Request: Scan the entries below. List each line with "mehr".

Data provided:

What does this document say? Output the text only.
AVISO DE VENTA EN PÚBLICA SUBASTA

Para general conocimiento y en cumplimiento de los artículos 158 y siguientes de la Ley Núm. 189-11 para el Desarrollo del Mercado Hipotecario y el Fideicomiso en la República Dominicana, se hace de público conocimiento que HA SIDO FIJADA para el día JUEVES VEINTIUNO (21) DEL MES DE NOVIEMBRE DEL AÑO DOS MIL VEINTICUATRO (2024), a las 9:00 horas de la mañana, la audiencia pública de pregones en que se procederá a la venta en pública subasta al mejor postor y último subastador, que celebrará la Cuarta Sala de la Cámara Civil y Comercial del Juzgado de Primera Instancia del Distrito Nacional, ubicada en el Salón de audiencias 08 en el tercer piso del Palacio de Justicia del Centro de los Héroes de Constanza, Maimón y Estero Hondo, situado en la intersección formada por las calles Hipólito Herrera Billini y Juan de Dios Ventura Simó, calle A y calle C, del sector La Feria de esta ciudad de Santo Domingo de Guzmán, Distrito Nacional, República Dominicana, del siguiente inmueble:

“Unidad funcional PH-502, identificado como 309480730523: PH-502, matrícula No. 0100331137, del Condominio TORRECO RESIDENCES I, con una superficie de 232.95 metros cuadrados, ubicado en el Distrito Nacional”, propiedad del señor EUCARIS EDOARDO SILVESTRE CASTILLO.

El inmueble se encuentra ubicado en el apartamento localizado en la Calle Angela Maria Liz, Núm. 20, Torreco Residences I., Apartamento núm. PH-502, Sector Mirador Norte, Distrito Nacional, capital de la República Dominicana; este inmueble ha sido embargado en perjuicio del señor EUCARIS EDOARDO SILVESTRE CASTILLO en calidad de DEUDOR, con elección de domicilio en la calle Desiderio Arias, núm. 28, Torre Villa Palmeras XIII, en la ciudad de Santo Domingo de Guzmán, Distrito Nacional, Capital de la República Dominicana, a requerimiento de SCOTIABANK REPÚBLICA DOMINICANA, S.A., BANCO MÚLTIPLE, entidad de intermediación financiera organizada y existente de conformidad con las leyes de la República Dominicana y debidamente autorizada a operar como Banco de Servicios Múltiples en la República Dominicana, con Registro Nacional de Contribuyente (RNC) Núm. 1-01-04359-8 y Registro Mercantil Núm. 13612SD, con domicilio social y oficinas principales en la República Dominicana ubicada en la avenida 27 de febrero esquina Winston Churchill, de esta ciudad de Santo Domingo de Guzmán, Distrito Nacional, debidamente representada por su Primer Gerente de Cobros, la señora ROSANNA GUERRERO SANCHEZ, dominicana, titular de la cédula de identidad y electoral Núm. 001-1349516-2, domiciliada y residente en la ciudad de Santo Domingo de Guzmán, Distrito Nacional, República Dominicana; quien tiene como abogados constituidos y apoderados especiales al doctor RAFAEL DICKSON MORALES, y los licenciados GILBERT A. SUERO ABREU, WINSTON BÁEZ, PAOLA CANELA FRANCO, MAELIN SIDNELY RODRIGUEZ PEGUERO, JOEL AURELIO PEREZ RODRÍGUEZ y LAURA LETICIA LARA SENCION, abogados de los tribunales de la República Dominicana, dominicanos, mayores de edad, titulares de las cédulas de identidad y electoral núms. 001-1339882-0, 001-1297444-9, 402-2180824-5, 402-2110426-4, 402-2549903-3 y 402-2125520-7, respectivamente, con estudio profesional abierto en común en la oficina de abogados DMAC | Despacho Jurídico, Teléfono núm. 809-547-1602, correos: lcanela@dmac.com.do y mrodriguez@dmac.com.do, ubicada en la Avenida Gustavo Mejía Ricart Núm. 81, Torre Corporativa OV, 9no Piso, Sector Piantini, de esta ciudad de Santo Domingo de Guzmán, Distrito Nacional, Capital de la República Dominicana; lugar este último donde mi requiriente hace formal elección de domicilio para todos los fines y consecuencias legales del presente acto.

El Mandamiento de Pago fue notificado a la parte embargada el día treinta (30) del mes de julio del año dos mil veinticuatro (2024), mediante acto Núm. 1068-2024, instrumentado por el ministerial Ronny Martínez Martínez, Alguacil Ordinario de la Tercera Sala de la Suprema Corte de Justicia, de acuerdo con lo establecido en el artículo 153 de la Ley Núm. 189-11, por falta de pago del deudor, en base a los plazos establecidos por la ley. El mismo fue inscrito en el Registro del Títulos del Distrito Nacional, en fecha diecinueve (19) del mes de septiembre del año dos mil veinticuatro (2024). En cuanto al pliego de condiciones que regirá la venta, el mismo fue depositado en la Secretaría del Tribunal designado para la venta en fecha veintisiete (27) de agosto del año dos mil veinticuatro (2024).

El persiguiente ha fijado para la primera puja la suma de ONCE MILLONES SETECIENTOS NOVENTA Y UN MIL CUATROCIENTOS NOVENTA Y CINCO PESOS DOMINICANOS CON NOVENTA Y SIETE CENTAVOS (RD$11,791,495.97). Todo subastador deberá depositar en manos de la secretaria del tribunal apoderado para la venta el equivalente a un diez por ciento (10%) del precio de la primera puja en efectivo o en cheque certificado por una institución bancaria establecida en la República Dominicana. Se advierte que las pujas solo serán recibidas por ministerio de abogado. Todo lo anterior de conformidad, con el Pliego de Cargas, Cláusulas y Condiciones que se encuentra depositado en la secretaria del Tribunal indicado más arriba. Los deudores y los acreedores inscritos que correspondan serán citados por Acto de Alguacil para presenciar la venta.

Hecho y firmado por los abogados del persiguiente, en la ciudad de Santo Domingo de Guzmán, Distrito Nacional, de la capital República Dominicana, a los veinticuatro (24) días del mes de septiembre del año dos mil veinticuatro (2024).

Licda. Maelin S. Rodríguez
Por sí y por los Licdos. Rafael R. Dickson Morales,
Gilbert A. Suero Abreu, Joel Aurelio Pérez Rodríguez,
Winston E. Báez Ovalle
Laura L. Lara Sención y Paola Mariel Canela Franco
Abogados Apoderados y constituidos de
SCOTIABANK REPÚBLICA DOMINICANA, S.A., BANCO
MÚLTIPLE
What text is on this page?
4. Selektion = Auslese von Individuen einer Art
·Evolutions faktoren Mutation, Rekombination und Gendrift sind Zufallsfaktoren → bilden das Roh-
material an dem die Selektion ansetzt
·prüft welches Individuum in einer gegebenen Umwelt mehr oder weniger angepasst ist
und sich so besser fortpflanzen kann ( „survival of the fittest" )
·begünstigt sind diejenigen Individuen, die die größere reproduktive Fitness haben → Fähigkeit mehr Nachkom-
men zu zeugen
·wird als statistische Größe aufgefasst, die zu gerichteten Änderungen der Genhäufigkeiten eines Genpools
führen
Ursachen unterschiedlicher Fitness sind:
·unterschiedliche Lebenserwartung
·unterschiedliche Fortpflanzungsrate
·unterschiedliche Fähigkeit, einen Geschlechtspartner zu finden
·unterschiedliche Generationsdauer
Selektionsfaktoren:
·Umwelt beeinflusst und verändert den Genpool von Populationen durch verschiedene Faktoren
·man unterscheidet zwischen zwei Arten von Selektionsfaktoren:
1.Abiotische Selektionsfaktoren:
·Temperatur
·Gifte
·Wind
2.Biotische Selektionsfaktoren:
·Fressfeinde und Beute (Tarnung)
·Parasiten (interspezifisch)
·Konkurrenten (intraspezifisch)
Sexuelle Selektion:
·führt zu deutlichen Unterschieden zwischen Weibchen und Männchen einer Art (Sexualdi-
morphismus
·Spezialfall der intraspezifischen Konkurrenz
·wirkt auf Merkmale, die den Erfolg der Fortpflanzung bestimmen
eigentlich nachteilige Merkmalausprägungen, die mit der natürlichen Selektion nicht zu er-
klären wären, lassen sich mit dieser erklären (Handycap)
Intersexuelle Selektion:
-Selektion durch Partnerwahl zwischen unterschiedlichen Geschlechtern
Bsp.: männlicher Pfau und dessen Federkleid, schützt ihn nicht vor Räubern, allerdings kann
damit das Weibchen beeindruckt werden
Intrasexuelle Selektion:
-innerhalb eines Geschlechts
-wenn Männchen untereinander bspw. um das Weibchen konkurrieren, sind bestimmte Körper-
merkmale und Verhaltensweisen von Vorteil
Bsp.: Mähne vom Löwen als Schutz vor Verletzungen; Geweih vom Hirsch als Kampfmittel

Exercise answer:
·prüft welches Individuum in einer gegebenen Umwelt mehr oder weniger angepasst ist
·begünstigt sind diejenigen Individuen, die die größere reproduktive Fitness haben → Fähigkeit mehr Nachkom-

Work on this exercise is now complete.